Problem description: Go over the listing below line by line and tally those containing "vita". Give only the tally.

start Dataset rows

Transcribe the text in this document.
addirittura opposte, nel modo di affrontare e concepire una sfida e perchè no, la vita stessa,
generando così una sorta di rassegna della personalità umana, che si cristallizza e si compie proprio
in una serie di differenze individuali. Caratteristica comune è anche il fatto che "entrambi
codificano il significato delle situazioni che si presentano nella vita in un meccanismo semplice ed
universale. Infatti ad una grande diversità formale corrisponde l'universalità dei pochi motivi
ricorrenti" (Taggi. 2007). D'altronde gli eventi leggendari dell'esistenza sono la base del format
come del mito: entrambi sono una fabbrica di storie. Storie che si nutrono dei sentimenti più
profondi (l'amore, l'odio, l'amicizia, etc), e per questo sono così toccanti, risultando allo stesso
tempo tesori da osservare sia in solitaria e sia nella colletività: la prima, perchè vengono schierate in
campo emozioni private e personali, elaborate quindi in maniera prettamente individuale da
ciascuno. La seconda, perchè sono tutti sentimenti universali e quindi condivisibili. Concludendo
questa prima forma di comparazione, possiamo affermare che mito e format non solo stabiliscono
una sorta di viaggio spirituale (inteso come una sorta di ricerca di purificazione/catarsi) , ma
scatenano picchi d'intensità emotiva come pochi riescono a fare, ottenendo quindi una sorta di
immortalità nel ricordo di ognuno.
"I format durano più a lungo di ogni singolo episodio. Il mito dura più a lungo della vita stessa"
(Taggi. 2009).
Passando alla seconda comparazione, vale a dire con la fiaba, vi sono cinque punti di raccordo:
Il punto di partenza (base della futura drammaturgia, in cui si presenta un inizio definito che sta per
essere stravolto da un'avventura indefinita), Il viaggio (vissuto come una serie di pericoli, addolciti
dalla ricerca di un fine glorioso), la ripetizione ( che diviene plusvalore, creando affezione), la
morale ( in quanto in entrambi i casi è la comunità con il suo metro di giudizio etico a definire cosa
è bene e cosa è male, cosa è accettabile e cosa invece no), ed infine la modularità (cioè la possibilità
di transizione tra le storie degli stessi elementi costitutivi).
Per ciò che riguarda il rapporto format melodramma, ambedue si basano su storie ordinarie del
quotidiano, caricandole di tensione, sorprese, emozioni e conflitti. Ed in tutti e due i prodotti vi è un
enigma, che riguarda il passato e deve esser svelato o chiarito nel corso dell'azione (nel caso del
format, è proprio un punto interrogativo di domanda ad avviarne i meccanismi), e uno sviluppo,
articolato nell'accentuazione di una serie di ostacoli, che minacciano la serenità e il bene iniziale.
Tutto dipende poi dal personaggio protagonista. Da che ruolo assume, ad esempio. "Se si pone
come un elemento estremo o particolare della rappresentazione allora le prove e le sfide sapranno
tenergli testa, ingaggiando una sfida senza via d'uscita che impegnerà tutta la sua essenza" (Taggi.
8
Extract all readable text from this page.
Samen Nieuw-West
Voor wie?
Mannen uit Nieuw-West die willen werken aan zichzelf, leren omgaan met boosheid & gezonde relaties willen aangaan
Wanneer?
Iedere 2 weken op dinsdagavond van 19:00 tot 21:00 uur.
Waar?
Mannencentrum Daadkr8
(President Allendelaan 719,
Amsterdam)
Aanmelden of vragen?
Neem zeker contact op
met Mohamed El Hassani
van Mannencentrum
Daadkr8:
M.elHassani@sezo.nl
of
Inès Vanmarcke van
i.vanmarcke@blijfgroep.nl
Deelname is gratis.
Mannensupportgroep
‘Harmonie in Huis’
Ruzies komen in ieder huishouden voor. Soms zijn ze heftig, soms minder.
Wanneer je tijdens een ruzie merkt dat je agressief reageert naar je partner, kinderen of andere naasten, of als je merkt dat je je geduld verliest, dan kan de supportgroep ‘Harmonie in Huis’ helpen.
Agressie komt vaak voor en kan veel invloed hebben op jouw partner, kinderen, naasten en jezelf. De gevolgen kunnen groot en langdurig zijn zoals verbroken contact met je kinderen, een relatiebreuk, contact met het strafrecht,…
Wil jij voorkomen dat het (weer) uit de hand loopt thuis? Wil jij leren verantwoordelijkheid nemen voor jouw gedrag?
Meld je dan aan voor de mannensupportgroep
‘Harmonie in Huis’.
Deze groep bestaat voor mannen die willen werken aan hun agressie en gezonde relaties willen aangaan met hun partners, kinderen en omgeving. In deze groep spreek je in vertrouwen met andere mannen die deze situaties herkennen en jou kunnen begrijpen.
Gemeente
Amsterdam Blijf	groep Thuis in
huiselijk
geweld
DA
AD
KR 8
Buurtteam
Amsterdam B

end Dataset rows

Written solution: 3